__DESCRIPTION OF THE TASK__:
Using the material that follows, identify and copy each line with the string "लखनऊ".

__AVAILABLE DATA__:

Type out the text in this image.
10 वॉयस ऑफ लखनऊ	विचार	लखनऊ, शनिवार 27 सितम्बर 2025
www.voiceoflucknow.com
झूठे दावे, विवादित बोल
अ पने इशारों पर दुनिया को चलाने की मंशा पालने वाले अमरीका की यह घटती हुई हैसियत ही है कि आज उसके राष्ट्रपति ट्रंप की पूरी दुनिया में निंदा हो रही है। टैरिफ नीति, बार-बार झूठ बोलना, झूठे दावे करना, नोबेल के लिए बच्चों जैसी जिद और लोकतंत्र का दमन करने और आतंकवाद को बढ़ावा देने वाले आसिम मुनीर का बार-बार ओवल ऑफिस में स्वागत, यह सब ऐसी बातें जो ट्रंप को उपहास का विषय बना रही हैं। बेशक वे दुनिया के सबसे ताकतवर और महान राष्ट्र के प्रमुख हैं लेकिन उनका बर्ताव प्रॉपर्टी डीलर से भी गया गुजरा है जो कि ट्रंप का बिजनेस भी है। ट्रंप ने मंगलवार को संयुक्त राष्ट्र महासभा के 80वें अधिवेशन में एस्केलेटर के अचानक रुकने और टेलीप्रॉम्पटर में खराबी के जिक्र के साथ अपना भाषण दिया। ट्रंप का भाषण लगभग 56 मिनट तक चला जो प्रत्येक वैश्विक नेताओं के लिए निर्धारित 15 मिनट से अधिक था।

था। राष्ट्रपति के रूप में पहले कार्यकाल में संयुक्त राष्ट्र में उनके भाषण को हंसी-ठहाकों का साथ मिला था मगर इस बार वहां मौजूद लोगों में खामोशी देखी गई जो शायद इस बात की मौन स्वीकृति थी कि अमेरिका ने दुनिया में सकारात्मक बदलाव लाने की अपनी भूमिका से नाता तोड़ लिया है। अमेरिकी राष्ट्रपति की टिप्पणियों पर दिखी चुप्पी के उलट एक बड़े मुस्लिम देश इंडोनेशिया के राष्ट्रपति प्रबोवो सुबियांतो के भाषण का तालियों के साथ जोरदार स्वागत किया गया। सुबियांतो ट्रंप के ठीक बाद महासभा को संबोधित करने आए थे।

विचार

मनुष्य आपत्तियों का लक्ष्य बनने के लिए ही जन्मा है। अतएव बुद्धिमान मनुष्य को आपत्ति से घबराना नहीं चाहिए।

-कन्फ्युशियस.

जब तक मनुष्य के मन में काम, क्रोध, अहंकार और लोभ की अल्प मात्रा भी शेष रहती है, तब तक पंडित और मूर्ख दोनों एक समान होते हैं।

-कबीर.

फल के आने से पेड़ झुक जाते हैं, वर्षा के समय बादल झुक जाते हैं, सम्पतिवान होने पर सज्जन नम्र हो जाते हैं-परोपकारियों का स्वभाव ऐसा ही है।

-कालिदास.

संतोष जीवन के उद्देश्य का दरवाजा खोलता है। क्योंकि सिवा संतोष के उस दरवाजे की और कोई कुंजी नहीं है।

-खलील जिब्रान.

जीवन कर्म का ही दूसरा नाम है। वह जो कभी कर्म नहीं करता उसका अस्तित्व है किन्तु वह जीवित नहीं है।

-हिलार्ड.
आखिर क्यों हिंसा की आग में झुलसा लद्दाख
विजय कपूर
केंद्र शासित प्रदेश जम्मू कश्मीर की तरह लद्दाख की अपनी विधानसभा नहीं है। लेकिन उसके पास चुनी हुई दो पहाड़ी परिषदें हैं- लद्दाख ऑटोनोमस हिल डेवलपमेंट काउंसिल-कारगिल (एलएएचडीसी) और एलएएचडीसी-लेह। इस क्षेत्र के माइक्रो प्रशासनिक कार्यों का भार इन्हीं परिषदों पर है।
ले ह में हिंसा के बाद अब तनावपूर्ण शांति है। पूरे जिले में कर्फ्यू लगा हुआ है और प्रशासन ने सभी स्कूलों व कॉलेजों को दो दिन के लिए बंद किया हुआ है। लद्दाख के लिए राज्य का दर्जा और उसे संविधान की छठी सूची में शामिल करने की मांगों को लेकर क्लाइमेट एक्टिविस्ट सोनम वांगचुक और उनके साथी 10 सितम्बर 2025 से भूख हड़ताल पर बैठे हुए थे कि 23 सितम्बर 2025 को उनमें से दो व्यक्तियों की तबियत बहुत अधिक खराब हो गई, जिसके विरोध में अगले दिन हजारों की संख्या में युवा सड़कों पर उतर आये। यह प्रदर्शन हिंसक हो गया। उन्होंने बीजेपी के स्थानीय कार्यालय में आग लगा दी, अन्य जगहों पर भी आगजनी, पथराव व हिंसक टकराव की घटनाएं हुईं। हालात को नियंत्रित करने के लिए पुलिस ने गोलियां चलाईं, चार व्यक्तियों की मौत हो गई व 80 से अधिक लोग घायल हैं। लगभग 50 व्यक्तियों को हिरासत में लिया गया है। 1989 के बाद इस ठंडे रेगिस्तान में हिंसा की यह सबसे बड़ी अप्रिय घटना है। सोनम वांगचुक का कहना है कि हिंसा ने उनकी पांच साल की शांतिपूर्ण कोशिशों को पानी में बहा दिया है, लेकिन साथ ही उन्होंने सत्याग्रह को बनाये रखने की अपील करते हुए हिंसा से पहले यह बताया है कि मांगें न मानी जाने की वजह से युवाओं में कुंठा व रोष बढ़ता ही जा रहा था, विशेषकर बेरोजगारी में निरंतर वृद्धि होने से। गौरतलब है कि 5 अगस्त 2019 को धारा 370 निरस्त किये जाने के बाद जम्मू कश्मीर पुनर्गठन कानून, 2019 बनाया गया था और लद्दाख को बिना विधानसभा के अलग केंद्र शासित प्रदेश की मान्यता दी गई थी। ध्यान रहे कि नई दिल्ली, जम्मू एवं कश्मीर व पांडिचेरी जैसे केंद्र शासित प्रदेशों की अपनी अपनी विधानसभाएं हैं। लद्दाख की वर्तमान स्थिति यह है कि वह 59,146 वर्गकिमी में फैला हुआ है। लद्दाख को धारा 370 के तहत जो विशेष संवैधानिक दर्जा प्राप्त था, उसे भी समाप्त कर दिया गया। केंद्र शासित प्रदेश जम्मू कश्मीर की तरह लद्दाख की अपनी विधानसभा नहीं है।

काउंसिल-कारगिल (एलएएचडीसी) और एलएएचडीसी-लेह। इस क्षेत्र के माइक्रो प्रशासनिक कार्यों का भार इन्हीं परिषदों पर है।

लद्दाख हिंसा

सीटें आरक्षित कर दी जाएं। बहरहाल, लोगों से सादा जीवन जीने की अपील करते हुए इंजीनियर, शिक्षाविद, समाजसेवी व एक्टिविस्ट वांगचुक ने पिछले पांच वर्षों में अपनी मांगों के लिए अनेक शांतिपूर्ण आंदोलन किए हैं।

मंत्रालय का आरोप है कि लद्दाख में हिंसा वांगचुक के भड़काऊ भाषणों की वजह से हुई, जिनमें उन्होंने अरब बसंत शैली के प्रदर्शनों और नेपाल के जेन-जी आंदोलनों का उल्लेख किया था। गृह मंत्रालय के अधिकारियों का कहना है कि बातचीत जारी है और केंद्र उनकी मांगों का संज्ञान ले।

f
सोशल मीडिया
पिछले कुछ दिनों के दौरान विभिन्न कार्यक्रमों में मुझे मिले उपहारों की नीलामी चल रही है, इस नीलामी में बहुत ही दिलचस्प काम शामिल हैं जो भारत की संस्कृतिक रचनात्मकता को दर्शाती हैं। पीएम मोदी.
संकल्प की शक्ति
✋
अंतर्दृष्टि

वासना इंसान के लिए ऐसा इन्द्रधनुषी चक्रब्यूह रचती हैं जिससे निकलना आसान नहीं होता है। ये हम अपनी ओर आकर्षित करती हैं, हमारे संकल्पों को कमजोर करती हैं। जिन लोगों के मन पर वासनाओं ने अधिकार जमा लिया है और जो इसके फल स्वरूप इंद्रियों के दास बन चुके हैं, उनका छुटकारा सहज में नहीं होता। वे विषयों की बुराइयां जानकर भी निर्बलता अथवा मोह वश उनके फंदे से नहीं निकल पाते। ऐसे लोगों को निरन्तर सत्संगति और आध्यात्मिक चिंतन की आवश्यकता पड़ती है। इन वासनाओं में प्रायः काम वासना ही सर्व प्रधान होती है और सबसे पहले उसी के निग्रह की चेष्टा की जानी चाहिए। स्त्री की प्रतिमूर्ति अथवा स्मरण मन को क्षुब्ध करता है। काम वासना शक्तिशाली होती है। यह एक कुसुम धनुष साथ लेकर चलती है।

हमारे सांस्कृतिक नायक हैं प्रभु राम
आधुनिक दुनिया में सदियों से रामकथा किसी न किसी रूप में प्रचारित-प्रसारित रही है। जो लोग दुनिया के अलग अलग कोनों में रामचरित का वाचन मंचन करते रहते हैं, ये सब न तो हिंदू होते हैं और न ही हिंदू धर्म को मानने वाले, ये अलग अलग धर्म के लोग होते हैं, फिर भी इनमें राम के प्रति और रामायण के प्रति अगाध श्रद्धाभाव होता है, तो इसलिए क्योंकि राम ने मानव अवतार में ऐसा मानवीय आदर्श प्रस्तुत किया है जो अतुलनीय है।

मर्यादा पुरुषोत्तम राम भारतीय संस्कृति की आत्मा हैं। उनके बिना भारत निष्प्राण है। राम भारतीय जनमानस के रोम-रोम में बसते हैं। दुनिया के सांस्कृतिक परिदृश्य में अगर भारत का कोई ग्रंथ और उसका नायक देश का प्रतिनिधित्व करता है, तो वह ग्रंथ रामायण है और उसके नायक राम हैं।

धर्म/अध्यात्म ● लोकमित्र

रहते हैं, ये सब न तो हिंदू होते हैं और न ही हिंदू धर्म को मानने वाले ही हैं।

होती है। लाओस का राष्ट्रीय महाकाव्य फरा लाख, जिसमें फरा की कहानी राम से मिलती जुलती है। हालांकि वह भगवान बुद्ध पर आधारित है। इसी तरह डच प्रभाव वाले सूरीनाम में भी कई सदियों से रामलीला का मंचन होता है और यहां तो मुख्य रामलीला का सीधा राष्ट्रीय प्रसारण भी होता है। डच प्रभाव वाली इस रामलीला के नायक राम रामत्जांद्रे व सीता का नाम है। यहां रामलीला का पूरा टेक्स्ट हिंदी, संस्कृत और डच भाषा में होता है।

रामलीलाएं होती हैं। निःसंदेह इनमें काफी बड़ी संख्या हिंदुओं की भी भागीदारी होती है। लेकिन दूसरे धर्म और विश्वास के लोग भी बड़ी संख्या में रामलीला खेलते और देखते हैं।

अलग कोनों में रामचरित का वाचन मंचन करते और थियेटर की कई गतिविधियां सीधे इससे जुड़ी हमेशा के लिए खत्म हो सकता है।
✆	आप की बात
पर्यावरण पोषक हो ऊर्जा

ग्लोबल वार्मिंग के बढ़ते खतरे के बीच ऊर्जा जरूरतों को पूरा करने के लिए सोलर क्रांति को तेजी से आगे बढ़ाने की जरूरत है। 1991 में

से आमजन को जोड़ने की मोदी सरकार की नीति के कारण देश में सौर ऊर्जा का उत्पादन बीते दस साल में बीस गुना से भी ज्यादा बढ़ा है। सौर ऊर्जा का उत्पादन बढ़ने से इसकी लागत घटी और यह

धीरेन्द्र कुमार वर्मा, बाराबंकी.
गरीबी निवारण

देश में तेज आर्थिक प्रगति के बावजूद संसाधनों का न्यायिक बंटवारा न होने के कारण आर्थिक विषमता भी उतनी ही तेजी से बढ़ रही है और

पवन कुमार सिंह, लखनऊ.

__CORRECT RESULT__:
10 वॉयस ऑफ लखनऊ	विचार	लखनऊ, शनिवार 27 सितम्बर 2025
पवन कुमार सिंह, लखनऊ.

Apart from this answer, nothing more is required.